§ DATA PROVIDED
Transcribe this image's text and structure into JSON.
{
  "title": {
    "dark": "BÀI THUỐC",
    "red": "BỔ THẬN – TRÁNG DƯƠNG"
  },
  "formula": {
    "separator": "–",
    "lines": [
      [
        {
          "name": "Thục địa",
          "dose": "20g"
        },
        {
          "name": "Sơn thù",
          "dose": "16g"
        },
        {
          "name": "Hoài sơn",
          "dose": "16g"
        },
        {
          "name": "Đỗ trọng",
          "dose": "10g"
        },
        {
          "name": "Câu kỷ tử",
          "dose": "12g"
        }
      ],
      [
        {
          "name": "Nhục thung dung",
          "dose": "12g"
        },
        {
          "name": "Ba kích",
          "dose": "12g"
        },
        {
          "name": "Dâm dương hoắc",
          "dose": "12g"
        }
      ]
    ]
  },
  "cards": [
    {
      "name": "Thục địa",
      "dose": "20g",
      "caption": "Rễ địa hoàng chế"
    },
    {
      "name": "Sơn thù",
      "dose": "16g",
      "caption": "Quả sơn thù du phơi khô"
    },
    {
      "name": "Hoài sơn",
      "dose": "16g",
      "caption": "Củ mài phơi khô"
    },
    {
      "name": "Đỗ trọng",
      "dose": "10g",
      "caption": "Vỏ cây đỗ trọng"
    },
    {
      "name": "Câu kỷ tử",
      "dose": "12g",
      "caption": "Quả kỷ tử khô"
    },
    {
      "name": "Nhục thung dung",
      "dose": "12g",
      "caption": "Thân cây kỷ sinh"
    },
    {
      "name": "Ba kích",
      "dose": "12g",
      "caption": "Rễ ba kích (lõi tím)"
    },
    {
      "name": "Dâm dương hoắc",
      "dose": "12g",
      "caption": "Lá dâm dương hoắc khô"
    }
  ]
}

§ WHAT YOU HAVE TO DO
In the listing, find every line containing the word "dung" and list it.

§ FULL RESPONSE
          "name": "Nhục thung dung",
      "name": "Nhục thung dung",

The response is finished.